Stated task >>
Format the lines of the listing as a JSON list of strings, with one string per line and blank lines omitted. Begin at the line that contains "empty-cell-boys <box>659 101 703 137</box>" and stop after the line that contains "empty-cell-girls <box>989 101 1033 137</box>", including both.

(Layout element listing)
────────────────────────────────────────

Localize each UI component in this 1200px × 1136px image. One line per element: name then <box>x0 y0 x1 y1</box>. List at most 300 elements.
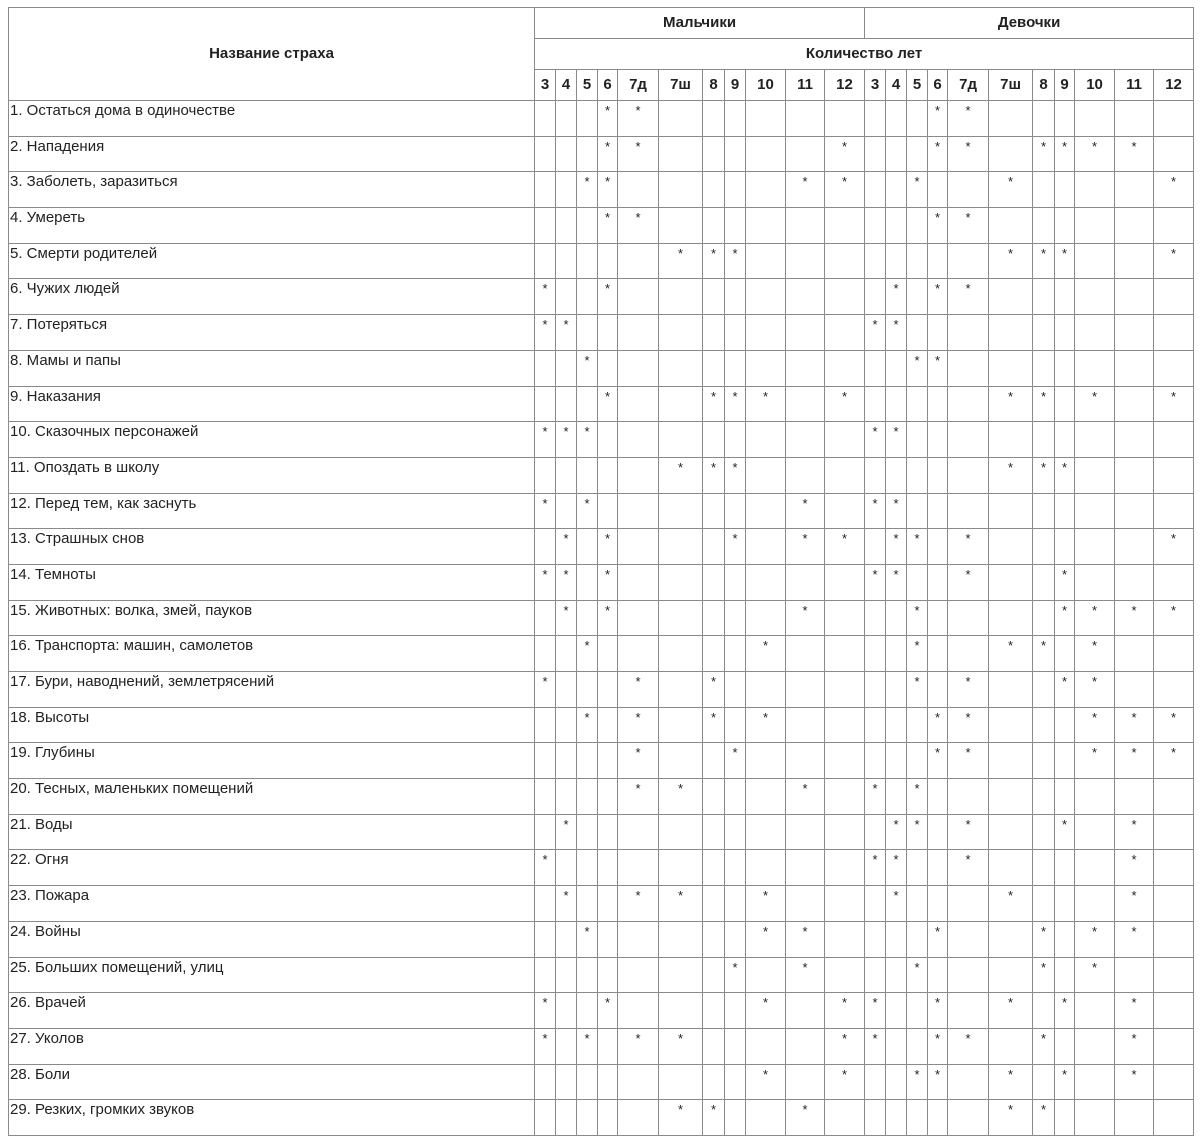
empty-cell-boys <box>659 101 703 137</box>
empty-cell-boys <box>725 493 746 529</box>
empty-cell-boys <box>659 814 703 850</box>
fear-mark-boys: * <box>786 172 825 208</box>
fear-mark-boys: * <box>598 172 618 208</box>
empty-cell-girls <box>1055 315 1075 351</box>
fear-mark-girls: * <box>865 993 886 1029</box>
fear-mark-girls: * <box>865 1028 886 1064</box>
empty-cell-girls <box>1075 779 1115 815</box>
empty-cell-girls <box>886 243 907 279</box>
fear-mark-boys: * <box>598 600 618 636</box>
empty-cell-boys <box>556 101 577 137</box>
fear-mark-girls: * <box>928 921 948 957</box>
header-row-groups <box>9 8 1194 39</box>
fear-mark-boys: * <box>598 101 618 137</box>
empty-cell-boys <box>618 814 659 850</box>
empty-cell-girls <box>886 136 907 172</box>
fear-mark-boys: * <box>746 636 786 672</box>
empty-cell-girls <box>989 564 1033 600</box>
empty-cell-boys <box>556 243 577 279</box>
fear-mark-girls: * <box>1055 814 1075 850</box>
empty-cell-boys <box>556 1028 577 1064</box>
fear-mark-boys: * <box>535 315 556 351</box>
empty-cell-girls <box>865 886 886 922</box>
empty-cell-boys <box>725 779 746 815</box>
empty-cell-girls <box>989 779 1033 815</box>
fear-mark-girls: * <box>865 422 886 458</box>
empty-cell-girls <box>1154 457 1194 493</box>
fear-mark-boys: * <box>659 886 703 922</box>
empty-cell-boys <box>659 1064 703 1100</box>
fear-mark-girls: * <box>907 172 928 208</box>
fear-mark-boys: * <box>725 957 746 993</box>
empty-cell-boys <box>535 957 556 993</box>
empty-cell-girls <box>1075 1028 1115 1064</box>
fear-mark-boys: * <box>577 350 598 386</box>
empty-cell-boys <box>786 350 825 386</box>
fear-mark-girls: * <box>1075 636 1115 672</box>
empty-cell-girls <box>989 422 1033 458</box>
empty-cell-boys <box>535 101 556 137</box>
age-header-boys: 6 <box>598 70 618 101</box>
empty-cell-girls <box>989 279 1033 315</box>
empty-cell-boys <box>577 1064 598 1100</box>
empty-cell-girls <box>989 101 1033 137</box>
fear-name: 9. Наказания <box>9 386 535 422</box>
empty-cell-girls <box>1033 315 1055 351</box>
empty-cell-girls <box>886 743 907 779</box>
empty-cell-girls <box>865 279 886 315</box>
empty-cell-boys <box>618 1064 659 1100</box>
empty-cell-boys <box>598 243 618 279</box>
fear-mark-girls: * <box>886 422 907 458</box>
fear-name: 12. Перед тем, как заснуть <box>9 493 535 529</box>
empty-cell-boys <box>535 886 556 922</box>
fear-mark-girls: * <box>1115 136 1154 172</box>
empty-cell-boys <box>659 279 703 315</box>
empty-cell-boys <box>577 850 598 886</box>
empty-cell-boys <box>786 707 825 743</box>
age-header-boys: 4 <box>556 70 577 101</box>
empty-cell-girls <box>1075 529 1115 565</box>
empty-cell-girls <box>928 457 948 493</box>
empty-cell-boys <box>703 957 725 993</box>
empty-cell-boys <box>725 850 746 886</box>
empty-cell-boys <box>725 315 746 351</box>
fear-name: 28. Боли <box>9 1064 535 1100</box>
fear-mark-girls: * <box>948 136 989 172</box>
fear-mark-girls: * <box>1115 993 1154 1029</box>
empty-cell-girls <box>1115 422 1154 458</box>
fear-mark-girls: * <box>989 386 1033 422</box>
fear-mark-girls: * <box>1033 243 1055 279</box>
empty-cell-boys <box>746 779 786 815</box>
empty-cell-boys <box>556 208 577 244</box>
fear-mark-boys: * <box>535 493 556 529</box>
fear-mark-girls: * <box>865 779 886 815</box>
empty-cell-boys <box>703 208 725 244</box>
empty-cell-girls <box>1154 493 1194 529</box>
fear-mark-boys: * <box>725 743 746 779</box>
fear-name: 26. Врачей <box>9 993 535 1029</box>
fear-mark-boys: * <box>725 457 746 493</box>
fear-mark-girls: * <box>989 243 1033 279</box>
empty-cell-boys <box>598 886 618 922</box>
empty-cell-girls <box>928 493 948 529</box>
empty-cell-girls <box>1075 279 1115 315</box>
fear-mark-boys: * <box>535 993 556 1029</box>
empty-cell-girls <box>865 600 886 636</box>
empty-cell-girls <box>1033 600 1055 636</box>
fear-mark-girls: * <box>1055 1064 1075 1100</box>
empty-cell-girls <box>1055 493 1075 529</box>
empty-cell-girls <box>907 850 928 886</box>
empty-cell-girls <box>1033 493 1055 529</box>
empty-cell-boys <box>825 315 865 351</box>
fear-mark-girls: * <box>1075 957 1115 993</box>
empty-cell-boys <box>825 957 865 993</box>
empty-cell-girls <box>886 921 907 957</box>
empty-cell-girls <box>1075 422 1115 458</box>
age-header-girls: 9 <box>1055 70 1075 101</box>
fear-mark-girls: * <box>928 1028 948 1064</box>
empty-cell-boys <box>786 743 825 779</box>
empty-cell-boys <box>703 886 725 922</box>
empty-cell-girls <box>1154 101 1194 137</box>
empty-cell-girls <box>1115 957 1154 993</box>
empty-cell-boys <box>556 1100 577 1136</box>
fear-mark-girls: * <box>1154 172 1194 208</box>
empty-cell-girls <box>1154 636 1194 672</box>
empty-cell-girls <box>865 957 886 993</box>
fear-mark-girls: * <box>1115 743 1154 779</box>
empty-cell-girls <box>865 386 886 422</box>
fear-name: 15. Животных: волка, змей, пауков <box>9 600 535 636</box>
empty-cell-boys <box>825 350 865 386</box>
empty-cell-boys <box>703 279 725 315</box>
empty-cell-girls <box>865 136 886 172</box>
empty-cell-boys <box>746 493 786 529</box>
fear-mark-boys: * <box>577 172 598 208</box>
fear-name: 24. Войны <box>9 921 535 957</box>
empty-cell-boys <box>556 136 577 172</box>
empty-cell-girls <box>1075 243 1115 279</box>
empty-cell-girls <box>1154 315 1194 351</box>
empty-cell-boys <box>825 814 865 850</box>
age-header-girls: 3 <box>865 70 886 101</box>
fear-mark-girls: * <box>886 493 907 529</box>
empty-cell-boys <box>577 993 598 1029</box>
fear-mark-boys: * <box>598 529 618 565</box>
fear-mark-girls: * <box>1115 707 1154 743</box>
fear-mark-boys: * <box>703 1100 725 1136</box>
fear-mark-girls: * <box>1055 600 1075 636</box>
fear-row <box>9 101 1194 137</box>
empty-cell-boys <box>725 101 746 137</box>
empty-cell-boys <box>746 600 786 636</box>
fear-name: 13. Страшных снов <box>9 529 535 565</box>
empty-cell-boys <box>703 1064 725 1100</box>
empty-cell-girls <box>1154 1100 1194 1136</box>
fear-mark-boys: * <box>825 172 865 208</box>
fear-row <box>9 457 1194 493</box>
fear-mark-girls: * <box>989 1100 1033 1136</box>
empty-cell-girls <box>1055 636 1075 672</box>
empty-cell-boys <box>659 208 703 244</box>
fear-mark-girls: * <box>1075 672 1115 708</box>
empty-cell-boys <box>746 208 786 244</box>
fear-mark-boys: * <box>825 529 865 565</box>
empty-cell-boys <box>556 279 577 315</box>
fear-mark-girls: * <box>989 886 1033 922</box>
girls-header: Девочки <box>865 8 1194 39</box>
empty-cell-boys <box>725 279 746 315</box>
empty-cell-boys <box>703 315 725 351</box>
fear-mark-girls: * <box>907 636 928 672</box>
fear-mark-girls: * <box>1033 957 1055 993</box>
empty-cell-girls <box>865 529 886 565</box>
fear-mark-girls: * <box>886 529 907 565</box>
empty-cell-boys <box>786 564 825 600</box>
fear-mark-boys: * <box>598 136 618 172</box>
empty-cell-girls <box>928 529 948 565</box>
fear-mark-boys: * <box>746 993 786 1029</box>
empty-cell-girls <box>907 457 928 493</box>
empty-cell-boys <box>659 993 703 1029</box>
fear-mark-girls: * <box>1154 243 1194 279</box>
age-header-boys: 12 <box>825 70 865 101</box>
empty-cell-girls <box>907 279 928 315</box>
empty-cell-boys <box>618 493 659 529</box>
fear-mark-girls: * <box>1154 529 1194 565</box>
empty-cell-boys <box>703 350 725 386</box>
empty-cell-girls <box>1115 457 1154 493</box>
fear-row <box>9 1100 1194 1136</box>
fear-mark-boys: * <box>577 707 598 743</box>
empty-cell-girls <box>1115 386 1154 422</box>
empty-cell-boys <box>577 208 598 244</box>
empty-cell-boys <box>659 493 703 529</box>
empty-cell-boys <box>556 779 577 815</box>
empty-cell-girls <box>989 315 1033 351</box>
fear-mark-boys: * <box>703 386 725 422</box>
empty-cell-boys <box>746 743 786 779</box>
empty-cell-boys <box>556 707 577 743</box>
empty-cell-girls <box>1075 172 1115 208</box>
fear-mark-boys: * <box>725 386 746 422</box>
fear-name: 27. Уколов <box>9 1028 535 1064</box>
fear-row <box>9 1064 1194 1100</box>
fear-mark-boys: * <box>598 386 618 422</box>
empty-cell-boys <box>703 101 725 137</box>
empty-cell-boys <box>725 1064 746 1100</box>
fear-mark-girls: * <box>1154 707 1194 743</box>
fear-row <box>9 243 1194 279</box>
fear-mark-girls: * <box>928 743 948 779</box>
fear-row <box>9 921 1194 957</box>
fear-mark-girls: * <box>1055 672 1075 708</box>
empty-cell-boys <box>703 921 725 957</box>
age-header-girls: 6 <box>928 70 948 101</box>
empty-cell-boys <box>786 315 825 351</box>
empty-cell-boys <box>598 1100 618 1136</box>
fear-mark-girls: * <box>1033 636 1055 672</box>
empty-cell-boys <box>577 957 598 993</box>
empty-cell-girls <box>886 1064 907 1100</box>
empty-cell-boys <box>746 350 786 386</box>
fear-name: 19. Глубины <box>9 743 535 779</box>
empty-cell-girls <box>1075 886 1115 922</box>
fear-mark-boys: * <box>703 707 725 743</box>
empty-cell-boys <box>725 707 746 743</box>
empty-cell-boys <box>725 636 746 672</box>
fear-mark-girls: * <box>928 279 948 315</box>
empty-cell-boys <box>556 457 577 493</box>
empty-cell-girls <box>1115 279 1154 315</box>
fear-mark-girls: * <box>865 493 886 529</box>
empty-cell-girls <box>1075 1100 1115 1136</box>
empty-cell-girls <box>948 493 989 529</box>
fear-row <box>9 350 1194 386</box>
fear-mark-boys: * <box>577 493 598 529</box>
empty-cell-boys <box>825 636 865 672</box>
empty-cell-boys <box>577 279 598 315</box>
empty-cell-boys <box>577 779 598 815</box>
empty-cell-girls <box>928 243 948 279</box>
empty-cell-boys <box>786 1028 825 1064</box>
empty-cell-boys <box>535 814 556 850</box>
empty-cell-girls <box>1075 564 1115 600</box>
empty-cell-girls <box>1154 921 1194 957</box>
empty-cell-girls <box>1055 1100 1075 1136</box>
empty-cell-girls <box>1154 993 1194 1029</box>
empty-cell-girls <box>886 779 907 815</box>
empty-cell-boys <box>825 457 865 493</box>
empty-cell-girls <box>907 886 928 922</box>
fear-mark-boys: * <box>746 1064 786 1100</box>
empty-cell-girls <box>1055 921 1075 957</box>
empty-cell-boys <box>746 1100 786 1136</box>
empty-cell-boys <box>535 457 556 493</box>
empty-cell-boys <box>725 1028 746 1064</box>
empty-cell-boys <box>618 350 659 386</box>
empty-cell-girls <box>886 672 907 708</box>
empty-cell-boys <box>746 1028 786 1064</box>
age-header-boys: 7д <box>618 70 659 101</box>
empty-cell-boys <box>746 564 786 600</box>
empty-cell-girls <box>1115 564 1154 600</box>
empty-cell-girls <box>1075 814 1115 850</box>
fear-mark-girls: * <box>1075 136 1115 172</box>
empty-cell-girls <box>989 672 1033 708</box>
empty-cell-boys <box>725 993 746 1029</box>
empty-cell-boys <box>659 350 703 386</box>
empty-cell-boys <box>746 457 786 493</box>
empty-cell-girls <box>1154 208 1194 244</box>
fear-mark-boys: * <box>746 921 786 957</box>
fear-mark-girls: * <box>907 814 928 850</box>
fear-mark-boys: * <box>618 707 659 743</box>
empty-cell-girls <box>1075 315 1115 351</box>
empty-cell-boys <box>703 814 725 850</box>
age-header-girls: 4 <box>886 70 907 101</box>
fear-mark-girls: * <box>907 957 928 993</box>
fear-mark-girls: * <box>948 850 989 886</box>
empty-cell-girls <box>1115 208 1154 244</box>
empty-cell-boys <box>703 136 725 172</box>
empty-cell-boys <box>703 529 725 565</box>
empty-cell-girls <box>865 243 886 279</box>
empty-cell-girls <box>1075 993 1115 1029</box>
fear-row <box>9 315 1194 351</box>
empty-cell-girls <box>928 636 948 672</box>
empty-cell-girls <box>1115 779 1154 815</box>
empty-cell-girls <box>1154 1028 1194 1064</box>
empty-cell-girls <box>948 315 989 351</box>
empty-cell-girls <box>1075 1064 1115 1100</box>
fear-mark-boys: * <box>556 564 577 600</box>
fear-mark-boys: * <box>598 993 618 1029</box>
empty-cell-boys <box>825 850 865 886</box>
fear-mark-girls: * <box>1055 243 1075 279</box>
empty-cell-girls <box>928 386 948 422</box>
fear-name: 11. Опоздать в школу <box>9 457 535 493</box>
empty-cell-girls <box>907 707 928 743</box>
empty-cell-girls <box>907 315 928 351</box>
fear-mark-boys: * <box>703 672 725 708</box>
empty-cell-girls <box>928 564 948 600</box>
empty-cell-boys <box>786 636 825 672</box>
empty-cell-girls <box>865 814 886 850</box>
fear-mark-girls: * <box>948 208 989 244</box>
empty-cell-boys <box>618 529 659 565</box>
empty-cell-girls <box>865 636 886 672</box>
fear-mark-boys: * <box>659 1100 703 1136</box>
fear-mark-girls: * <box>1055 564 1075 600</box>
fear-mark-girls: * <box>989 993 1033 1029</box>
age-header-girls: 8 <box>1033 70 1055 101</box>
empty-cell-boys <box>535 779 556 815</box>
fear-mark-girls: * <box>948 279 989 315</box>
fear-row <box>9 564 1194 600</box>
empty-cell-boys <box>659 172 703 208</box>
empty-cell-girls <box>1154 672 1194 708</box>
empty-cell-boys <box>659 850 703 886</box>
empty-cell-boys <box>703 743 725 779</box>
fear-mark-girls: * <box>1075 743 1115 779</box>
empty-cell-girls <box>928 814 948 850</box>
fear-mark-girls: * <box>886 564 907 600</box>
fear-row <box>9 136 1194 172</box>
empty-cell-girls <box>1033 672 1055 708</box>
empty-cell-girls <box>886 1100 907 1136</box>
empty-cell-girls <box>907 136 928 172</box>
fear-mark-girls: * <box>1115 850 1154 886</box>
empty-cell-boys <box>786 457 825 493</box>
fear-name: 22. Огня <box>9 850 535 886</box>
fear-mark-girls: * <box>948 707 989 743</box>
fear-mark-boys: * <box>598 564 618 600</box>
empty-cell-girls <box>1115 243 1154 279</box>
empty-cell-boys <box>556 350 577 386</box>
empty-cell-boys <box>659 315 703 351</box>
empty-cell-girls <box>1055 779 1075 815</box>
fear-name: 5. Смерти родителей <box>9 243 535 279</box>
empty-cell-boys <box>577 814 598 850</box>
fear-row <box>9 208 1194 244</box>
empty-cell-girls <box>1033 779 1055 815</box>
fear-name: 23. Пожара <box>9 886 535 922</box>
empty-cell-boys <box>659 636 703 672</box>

────────────────────────────────────────

Result for this exercise >>
[
  "empty-cell-boys <box>659 101 703 137</box>",
  "empty-cell-boys <box>725 493 746 529</box>",
  "empty-cell-boys <box>659 814 703 850</box>",
  "fear-mark-boys: * <box>786 172 825 208</box>",
  "fear-mark-boys: * <box>598 172 618 208</box>",
  "empty-cell-girls <box>1055 315 1075 351</box>",
  "fear-mark-girls: * <box>865 993 886 1029</box>",
  "fear-mark-girls: * <box>865 1028 886 1064</box>",
  "empty-cell-girls <box>1075 779 1115 815</box>",
  "empty-cell-girls <box>886 243 907 279</box>",
  "fear-mark-boys: * <box>598 600 618 636</box>",
  "empty-cell-boys <box>556 101 577 137</box>",
  "fear-mark-girls: * <box>928 921 948 957</box>",
  "header-row-groups <box>9 8 1194 39</box>",
  "fear-mark-boys: * <box>598 101 618 137</box>",
  "empty-cell-boys <box>618 814 659 850</box>",
  "empty-cell-girls <box>886 136 907 172</box>",
  "fear-mark-boys: * <box>746 636 786 672</box>",
  "empty-cell-girls <box>989 564 1033 600</box>",
  "empty-cell-boys <box>556 243 577 279</box>",
  "fear-mark-girls: * <box>1055 814 1075 850</box>",
  "empty-cell-boys <box>556 1028 577 1064</box>",
  "fear-mark-boys: * <box>535 315 556 351</box>",
  "empty-cell-girls <box>865 886 886 922</box>",
  "empty-cell-boys <box>725 779 746 815</box>",
  "empty-cell-girls <box>989 779 1033 815</box>",
  "fear-mark-girls: * <box>865 422 886 458</box>",
  "empty-cell-girls <box>1154 457 1194 493</box>",
  "fear-mark-boys: * <box>659 886 703 922</box>",
  "empty-cell-boys <box>659 1064 703 1100</box>",
  "fear-mark-girls: * <box>907 172 928 208</box>",
  "fear-mark-boys: * <box>725 957 746 993</box>",
  "empty-cell-boys <box>535 957 556 993</box>",
  "empty-cell-girls <box>1075 1028 1115 1064</box>",
  "fear-mark-boys: * <box>577 350 598 386</box>",
  "empty-cell-boys <box>786 350 825 386</box>",
  "fear-mark-girls: * <box>1075 636 1115 672</box>",
  "empty-cell-girls <box>989 422 1033 458</box>",
  "empty-cell-boys <box>535 101 556 137</box>",
  "age-header-boys: 6 <box>598 70 618 101</box>",
  "empty-cell-girls <box>989 279 1033 315</box>",
  "empty-cell-boys <box>577 1064 598 1100</box>",
  "empty-cell-girls <box>989 101 1033 137</box>"
]